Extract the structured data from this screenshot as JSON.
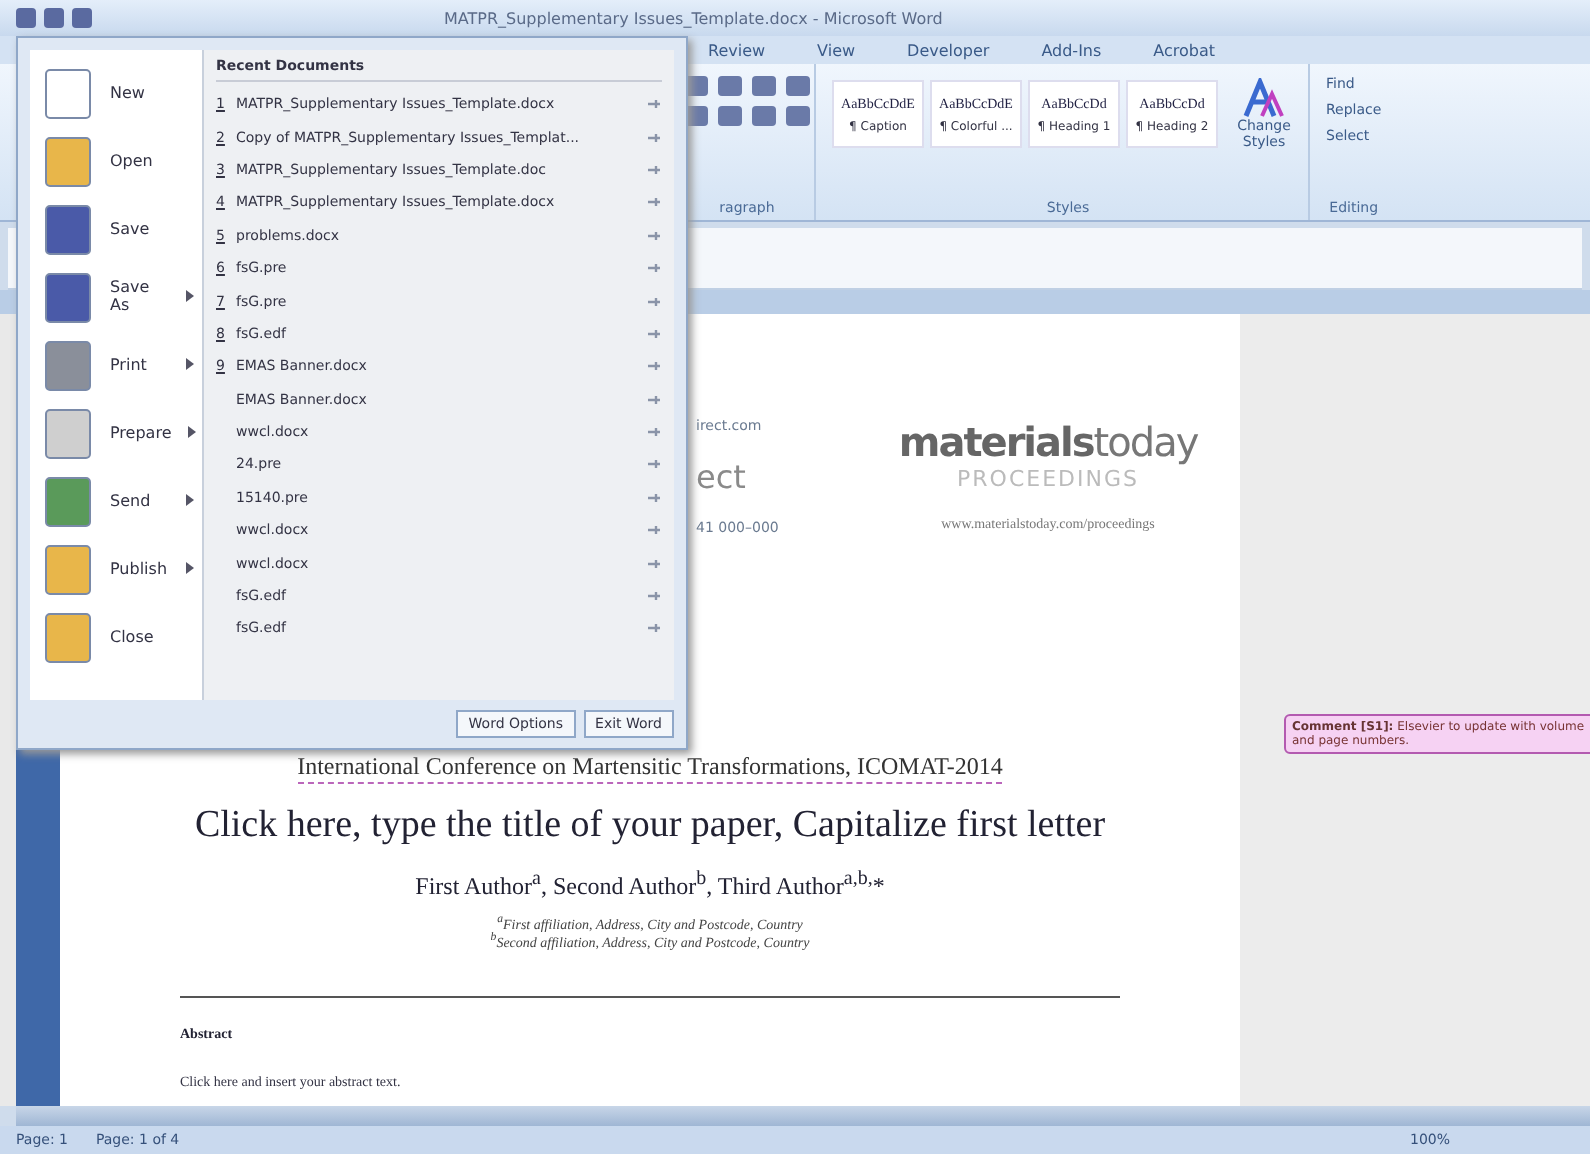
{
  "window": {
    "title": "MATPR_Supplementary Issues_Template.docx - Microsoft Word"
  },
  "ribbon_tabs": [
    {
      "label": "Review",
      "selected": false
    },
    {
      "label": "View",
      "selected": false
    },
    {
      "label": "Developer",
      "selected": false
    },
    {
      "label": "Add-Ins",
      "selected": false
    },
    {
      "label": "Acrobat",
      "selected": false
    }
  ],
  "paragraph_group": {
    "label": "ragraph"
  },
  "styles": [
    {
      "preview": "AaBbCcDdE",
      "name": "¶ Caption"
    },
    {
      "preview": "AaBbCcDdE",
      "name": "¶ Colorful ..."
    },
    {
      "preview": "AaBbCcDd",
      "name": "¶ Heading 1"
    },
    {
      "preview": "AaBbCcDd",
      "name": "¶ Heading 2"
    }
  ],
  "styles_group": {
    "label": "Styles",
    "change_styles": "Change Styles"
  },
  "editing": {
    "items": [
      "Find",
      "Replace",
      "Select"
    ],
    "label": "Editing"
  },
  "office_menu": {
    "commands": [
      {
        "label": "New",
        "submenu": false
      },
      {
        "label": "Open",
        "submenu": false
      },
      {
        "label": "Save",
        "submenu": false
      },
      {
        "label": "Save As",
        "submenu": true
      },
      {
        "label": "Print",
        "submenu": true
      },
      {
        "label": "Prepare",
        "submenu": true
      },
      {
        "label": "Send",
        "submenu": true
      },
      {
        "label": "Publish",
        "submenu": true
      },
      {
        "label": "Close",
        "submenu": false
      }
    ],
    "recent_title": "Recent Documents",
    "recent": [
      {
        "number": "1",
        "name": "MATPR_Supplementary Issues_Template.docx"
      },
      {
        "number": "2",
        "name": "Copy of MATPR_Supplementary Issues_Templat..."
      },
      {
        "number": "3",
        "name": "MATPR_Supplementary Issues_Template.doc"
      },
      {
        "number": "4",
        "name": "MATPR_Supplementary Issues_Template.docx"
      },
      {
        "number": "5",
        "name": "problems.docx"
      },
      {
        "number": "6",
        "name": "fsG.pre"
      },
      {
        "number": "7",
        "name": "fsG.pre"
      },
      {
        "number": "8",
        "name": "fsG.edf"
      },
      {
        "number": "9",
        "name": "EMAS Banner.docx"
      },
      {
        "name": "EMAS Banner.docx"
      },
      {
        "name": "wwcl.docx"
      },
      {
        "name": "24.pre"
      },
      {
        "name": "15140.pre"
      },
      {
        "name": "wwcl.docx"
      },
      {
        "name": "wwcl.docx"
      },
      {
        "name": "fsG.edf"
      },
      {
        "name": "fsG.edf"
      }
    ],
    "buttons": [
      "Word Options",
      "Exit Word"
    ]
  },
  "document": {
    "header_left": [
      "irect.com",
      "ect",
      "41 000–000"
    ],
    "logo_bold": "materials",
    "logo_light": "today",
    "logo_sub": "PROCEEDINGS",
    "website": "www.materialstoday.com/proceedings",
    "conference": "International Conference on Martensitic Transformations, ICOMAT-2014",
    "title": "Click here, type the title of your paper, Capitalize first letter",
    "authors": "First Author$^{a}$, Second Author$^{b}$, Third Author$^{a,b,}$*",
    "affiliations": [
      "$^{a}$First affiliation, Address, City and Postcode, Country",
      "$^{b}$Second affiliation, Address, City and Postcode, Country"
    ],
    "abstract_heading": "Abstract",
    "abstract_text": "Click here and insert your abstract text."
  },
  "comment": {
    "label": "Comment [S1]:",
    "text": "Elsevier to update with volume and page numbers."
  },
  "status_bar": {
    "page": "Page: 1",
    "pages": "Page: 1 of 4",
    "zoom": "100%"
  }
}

——————————

**WHAT IS REQUIRED:** Transcribe the records above exactly as they appear, leaving out any pictures.

**RESULT:**
Extract the structured data from this screenshot as JSON.
{
  "window": {
    "title": "MATPR_Supplementary Issues_Template.docx - Microsoft Word"
  },
  "ribbon_tabs": [
    {
      "label": "Review",
      "selected": false
    },
    {
      "label": "View",
      "selected": false
    },
    {
      "label": "Developer",
      "selected": false
    },
    {
      "label": "Add-Ins",
      "selected": false
    },
    {
      "label": "Acrobat",
      "selected": false
    }
  ],
  "paragraph_group": {
    "label": "ragraph"
  },
  "styles": [
    {
      "preview": "AaBbCcDdE",
      "name": "¶ Caption"
    },
    {
      "preview": "AaBbCcDdE",
      "name": "¶ Colorful ..."
    },
    {
      "preview": "AaBbCcDd",
      "name": "¶ Heading 1"
    },
    {
      "preview": "AaBbCcDd",
      "name": "¶ Heading 2"
    }
  ],
  "styles_group": {
    "label": "Styles",
    "change_styles": "Change Styles"
  },
  "editing": {
    "items": [
      "Find",
      "Replace",
      "Select"
    ],
    "label": "Editing"
  },
  "office_menu": {
    "commands": [
      {
        "label": "New",
        "submenu": false
      },
      {
        "label": "Open",
        "submenu": false
      },
      {
        "label": "Save",
        "submenu": false
      },
      {
        "label": "Save As",
        "submenu": true
      },
      {
        "label": "Print",
        "submenu": true
      },
      {
        "label": "Prepare",
        "submenu": true
      },
      {
        "label": "Send",
        "submenu": true
      },
      {
        "label": "Publish",
        "submenu": true
      },
      {
        "label": "Close",
        "submenu": false
      }
    ],
    "recent_title": "Recent Documents",
    "recent": [
      {
        "number": "1",
        "name": "MATPR_Supplementary Issues_Template.docx"
      },
      {
        "number": "2",
        "name": "Copy of MATPR_Supplementary Issues_Templat..."
      },
      {
        "number": "3",
        "name": "MATPR_Supplementary Issues_Template.doc"
      },
      {
        "number": "4",
        "name": "MATPR_Supplementary Issues_Template.docx"
      },
      {
        "number": "5",
        "name": "problems.docx"
      },
      {
        "number": "6",
        "name": "fsG.pre"
      },
      {
        "number": "7",
        "name": "fsG.pre"
      },
      {
        "number": "8",
        "name": "fsG.edf"
      },
      {
        "number": "9",
        "name": "EMAS Banner.docx"
      },
      {
        "name": "EMAS Banner.docx"
      },
      {
        "name": "wwcl.docx"
      },
      {
        "name": "24.pre"
      },
      {
        "name": "15140.pre"
      },
      {
        "name": "wwcl.docx"
      },
      {
        "name": "wwcl.docx"
      },
      {
        "name": "fsG.edf"
      },
      {
        "name": "fsG.edf"
      }
    ],
    "buttons": [
      "Word Options",
      "Exit Word"
    ]
  },
  "document": {
    "header_left": [
      "irect.com",
      "ect",
      "41 000–000"
    ],
    "logo_bold": "materials",
    "logo_light": "today",
    "logo_sub": "PROCEEDINGS",
    "website": "www.materialstoday.com/proceedings",
    "conference": "International Conference on Martensitic Transformations, ICOMAT-2014",
    "title": "Click here, type the title of your paper, Capitalize first letter",
    "authors": "First Author$^{a}$, Second Author$^{b}$, Third Author$^{a,b,}$*",
    "affiliations": [
      "$^{a}$First affiliation, Address, City and Postcode, Country",
      "$^{b}$Second affiliation, Address, City and Postcode, Country"
    ],
    "abstract_heading": "Abstract",
    "abstract_text": "Click here and insert your abstract text."
  },
  "comment": {
    "label": "Comment [S1]:",
    "text": "Elsevier to update with volume and page numbers."
  },
  "status_bar": {
    "page": "Page: 1",
    "pages": "Page: 1 of 4",
    "zoom": "100%"
  }
}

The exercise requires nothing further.